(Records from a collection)
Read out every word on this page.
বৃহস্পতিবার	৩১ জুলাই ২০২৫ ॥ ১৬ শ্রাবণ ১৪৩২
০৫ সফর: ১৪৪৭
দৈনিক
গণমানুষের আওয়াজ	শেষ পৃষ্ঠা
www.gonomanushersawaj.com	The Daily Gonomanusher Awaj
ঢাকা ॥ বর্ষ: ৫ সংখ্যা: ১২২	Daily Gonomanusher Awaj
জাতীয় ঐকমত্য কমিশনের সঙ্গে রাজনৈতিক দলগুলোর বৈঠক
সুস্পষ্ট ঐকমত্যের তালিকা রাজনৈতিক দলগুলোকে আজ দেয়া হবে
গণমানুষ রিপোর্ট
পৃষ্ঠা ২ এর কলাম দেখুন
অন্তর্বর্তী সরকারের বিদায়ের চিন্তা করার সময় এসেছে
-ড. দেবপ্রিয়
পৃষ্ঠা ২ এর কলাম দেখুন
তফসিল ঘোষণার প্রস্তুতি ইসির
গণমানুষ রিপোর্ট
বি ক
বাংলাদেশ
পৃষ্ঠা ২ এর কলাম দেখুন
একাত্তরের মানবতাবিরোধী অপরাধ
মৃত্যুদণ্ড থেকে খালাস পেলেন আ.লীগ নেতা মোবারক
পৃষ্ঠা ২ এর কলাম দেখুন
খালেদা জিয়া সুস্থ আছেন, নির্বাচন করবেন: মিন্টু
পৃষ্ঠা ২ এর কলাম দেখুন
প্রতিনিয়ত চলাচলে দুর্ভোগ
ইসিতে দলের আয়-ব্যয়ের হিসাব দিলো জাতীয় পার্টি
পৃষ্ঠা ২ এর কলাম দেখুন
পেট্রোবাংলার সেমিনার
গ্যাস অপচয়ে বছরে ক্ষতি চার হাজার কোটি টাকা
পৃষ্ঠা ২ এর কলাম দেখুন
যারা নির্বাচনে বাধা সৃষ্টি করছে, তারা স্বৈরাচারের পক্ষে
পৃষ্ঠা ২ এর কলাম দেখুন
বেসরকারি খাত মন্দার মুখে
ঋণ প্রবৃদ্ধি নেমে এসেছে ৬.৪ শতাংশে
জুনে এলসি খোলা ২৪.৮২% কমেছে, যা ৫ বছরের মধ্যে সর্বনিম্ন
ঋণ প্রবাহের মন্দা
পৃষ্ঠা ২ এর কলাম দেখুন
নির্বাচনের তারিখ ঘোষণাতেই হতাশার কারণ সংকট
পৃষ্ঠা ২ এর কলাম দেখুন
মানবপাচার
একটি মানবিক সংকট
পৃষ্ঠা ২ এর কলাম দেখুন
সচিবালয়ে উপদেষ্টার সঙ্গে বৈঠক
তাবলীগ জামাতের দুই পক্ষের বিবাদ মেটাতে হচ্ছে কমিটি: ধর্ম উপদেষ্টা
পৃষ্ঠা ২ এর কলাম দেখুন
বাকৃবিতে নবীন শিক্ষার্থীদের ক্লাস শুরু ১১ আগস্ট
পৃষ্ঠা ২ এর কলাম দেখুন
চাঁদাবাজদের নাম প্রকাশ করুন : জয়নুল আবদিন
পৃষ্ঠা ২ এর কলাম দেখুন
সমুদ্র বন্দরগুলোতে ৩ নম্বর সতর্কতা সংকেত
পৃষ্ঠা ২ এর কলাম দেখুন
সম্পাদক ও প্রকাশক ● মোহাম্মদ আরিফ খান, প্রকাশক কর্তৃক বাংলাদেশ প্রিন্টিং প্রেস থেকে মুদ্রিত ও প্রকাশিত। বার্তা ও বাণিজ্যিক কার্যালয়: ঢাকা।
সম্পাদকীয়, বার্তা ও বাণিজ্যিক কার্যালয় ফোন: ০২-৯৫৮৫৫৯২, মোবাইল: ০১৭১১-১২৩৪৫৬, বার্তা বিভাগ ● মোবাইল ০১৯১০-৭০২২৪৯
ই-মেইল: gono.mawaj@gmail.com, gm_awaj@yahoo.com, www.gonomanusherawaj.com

EXERCISE BRIEF:
Write out the entries above once more, without altering anything.

THE OUTPUT:
Read out every word on this page.
বৃহস্পতিবার	৩১ জুলাই ২০২৫ ॥ ১৬ শ্রাবণ ১৪৩২
০৫ সফর: ১৪৪৭
দৈনিক
গণমানুষের আওয়াজ	শেষ পৃষ্ঠা
www.gonomanushersawaj.com	The Daily Gonomanusher Awaj
ঢাকা ॥ বর্ষ: ৫ সংখ্যা: ১২২	Daily Gonomanusher Awaj
জাতীয় ঐকমত্য কমিশনের সঙ্গে রাজনৈতিক দলগুলোর বৈঠক
সুস্পষ্ট ঐকমত্যের তালিকা রাজনৈতিক দলগুলোকে আজ দেয়া হবে
গণমানুষ রিপোর্ট
পৃষ্ঠা ২ এর কলাম দেখুন
অন্তর্বর্তী সরকারের বিদায়ের চিন্তা করার সময় এসেছে
-ড. দেবপ্রিয়
পৃষ্ঠা ২ এর কলাম দেখুন
তফসিল ঘোষণার প্রস্তুতি ইসির
গণমানুষ রিপোর্ট
বি ক
বাংলাদেশ
পৃষ্ঠা ২ এর কলাম দেখুন
একাত্তরের মানবতাবিরোধী অপরাধ
মৃত্যুদণ্ড থেকে খালাস পেলেন আ.লীগ নেতা মোবারক
পৃষ্ঠা ২ এর কলাম দেখুন
খালেদা জিয়া সুস্থ আছেন, নির্বাচন করবেন: মিন্টু
পৃষ্ঠা ২ এর কলাম দেখুন
প্রতিনিয়ত চলাচলে দুর্ভোগ
ইসিতে দলের আয়-ব্যয়ের হিসাব দিলো জাতীয় পার্টি
পৃষ্ঠা ২ এর কলাম দেখুন
পেট্রোবাংলার সেমিনার
গ্যাস অপচয়ে বছরে ক্ষতি চার হাজার কোটি টাকা
পৃষ্ঠা ২ এর কলাম দেখুন
যারা নির্বাচনে বাধা সৃষ্টি করছে, তারা স্বৈরাচারের পক্ষে
পৃষ্ঠা ২ এর কলাম দেখুন
বেসরকারি খাত মন্দার মুখে
ঋণ প্রবৃদ্ধি নেমে এসেছে ৬.৪ শতাংশে
জুনে এলসি খোলা ২৪.৮২% কমেছে, যা ৫ বছরের মধ্যে সর্বনিম্ন
ঋণ প্রবাহের মন্দা
পৃষ্ঠা ২ এর কলাম দেখুন
নির্বাচনের তারিখ ঘোষণাতেই হতাশার কারণ সংকট
পৃষ্ঠা ২ এর কলাম দেখুন
মানবপাচার
একটি মানবিক সংকট
পৃষ্ঠা ২ এর কলাম দেখুন
সচিবালয়ে উপদেষ্টার সঙ্গে বৈঠক
তাবলীগ জামাতের দুই পক্ষের বিবাদ মেটাতে হচ্ছে কমিটি: ধর্ম উপদেষ্টা
পৃষ্ঠা ২ এর কলাম দেখুন
বাকৃবিতে নবীন শিক্ষার্থীদের ক্লাস শুরু ১১ আগস্ট
পৃষ্ঠা ২ এর কলাম দেখুন
চাঁদাবাজদের নাম প্রকাশ করুন : জয়নুল আবদিন
পৃষ্ঠা ২ এর কলাম দেখুন
সমুদ্র বন্দরগুলোতে ৩ নম্বর সতর্কতা সংকেত
পৃষ্ঠা ২ এর কলাম দেখুন
সম্পাদক ও প্রকাশক ● মোহাম্মদ আরিফ খান, প্রকাশক কর্তৃক বাংলাদেশ প্রিন্টিং প্রেস থেকে মুদ্রিত ও প্রকাশিত। বার্তা ও বাণিজ্যিক কার্যালয়: ঢাকা।
সম্পাদকীয়, বার্তা ও বাণিজ্যিক কার্যালয় ফোন: ০২-৯৫৮৫৫৯২, মোবাইল: ০১৭১১-১২৩৪৫৬, বার্তা বিভাগ ● মোবাইল ০১৯১০-৭০২২৪৯
ই-মেইল: gono.mawaj@gmail.com, gm_awaj@yahoo.com, www.gonomanusherawaj.com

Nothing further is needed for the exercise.